### Task requirements
Format the records as a numbered list, leaving out blank lines, starting from the line that contains "x-tick-label: 4 (491, 559, 499, 576)" and running through the end of the records.

── Supplied records

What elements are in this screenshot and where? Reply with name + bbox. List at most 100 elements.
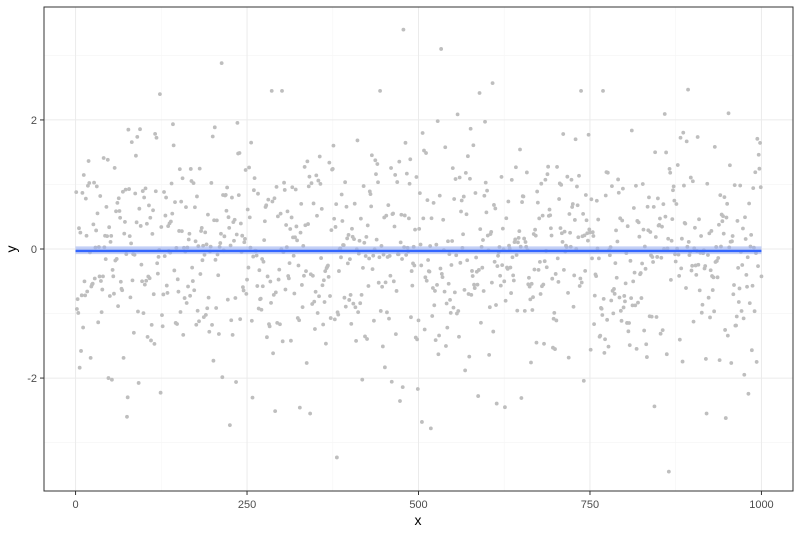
- data-point: [226, 215, 231, 220]
- data-point: [86, 159, 91, 163]
- data-point: [378, 309, 383, 313]
- data-point: [527, 284, 532, 289]
- data-point: [726, 111, 731, 116]
- data-point: [232, 238, 236, 243]
- data-point: [286, 276, 291, 281]
- data-point: [601, 88, 605, 93]
- data-point: [333, 225, 338, 229]
- data-point: [472, 286, 477, 290]
- data-point: [126, 127, 131, 132]
- data-point: [459, 209, 463, 214]
- data-point: [442, 289, 447, 294]
- data-point: [439, 47, 444, 51]
- data-point: [128, 295, 133, 300]
- data-point: [722, 195, 727, 200]
- data-point: [79, 293, 84, 298]
- data-point: [255, 284, 260, 288]
- data-point: [600, 313, 605, 317]
- data-point: [662, 112, 667, 116]
- data-point: [490, 81, 495, 86]
- data-point: [234, 380, 238, 384]
- data-point: [540, 213, 545, 218]
- data-point: [530, 308, 535, 312]
- data-point: [452, 197, 457, 201]
- data-point: [529, 360, 533, 365]
- data-point: [76, 311, 81, 315]
- data-point: [524, 170, 529, 175]
- data-point: [112, 166, 117, 170]
- data-point: [684, 286, 688, 290]
- data-point: [250, 395, 255, 400]
- data-point: [243, 236, 247, 241]
- data-point: [456, 309, 461, 313]
- data-point: [503, 298, 508, 303]
- data-point: [709, 229, 714, 233]
- data-point: [717, 222, 721, 227]
- data-point: [400, 257, 404, 261]
- data-point: [376, 280, 381, 285]
- data-point: [261, 259, 266, 264]
- data-point: [140, 279, 144, 284]
- data-point: [468, 126, 473, 131]
- data-point: [758, 185, 763, 190]
- data-point: [368, 192, 373, 196]
- data-point: [163, 213, 168, 218]
- data-point: [561, 132, 566, 136]
- data-point: [199, 229, 203, 233]
- data-point: [649, 314, 654, 319]
- data-point: [190, 265, 195, 270]
- data-point: [95, 211, 100, 216]
- data-point: [683, 221, 688, 226]
- data-point: [275, 214, 280, 219]
- data-point: [90, 281, 95, 286]
- data-point: [611, 311, 616, 316]
- data-point: [536, 267, 541, 272]
- data-point: [612, 287, 616, 291]
- data-point: [596, 217, 601, 222]
- data-point: [295, 238, 299, 243]
- data-point: [77, 365, 82, 370]
- data-point: [550, 276, 555, 281]
- data-point: [654, 315, 659, 319]
- data-point: [516, 235, 521, 240]
- data-point: [420, 131, 425, 135]
- data-point: [87, 181, 92, 185]
- data-point: [398, 399, 402, 403]
- data-point: [581, 211, 586, 216]
- data-point: [500, 226, 505, 231]
- data-point: [607, 253, 612, 258]
- x-axis: 0 250 500 750 1000: [72, 491, 774, 511]
- data-point: [425, 198, 430, 203]
- data-point: [378, 88, 382, 93]
- data-point: [420, 420, 424, 424]
- data-point: [116, 304, 120, 309]
- data-point: [468, 176, 472, 181]
- data-point: [711, 275, 716, 280]
- data-point: [270, 199, 275, 204]
- data-point: [315, 213, 319, 218]
- data-point: [322, 300, 327, 304]
- data-point: [319, 256, 323, 260]
- data-point: [414, 175, 419, 179]
- data-point: [697, 217, 701, 222]
- data-point: [462, 288, 467, 292]
- data-point: [605, 170, 610, 175]
- data-point: [393, 173, 398, 177]
- data-point: [340, 219, 345, 223]
- data-point: [302, 273, 306, 278]
- data-point: [677, 274, 682, 278]
- data-point: [500, 263, 505, 268]
- data-point: [175, 277, 180, 282]
- data-point: [304, 269, 308, 274]
- data-point: [622, 294, 627, 298]
- data-point: [650, 255, 655, 259]
- data-point: [428, 426, 433, 431]
- data-point: [745, 284, 749, 289]
- data-point: [120, 288, 125, 293]
- data-point: [365, 337, 369, 341]
- data-point: [724, 215, 729, 220]
- data-point: [596, 256, 601, 261]
- data-point: [457, 334, 461, 339]
- data-point: [111, 274, 116, 279]
- data-point: [555, 165, 559, 169]
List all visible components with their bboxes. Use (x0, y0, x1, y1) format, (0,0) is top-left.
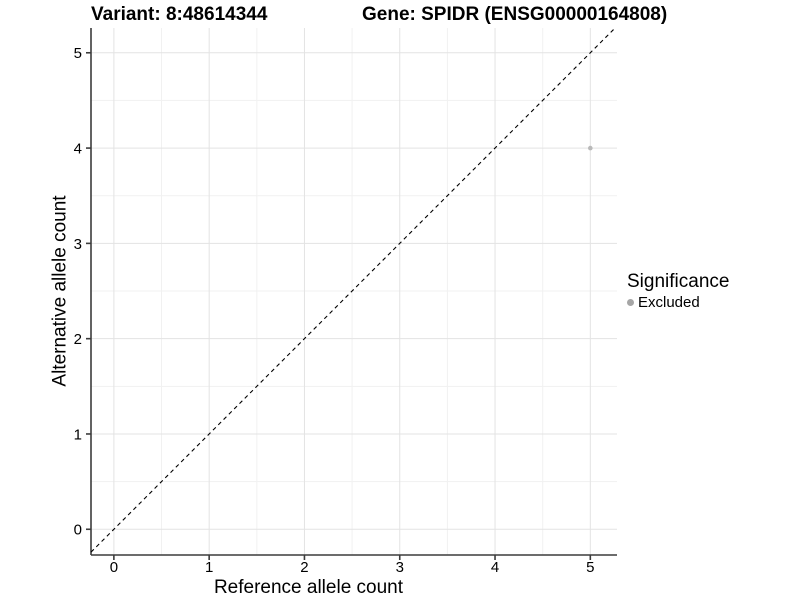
x-tick-label: 4 (491, 559, 499, 576)
legend-item-excluded: Excluded (627, 294, 729, 311)
plot-title-gene: Gene: SPIDR (ENSG00000164808) (362, 4, 668, 25)
x-axis-title: Reference allele count (213, 577, 404, 598)
legend-title: Significance (627, 271, 730, 292)
plot-title-variant: Variant: 8:48614344 (91, 4, 268, 25)
y-axis-title: Alternative allele count (49, 195, 71, 387)
y-tick-label: 4 (74, 140, 82, 157)
y-tick-label: 1 (74, 426, 82, 443)
x-tick-label: 3 (396, 559, 404, 576)
x-tick-label: 2 (300, 559, 308, 576)
y-tick-label: 5 (74, 45, 82, 62)
x-tick-label: 5 (586, 559, 594, 576)
legend-item-label: Excluded (638, 294, 700, 311)
identity-dashed-line (90, 27, 616, 553)
legend: Significance Excluded (627, 271, 729, 311)
x-tick-label: 0 (110, 559, 118, 576)
legend-marker-circle-icon (627, 299, 634, 306)
y-tick-label: 3 (74, 236, 82, 253)
x-tick-label: 1 (205, 559, 213, 576)
y-tick-label: 0 (74, 522, 82, 539)
y-tick-label: 2 (74, 331, 82, 348)
data-point (588, 145, 593, 151)
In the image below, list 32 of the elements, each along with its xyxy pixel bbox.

────

### Solution to this problem
1. x-tick-label: 4 (491, 559, 499, 576)
2. legend-item-excluded: Excluded (627, 294, 729, 311)
3. plot-title-gene: Gene: SPIDR (ENSG00000164808) (362, 4, 668, 25)
4. x-axis-title: Reference allele count (213, 577, 404, 598)
5. legend-title: Significance (627, 271, 730, 292)
6. plot-title-variant: Variant: 8:48614344 (91, 4, 268, 25)
7. y-axis-title: Alternative allele count (49, 195, 71, 387)
8. y-tick-label: 4 (74, 140, 82, 157)
9. y-tick-label: 1 (74, 426, 82, 443)
10. x-tick-label: 3 (396, 559, 404, 576)
11. x-tick-label: 2 (300, 559, 308, 576)
12. y-tick-label: 5 (74, 45, 82, 62)
13. x-tick-label: 5 (586, 559, 594, 576)
14. legend-item-label: Excluded (638, 294, 700, 311)
15. identity-dashed-line (90, 27, 616, 553)
16. legend: Significance Excluded (627, 271, 729, 311)
17. x-tick-label: 0 (110, 559, 118, 576)
18. legend-marker-circle-icon (627, 299, 634, 306)
19. y-tick-label: 3 (74, 236, 82, 253)
20. x-tick-label: 1 (205, 559, 213, 576)
21. y-tick-label: 0 (74, 522, 82, 539)
22. y-tick-label: 2 (74, 331, 82, 348)
23. data-point (588, 145, 593, 151)
24. In the image below, list 32 of the elements, each along with its xyxy pixel bbox.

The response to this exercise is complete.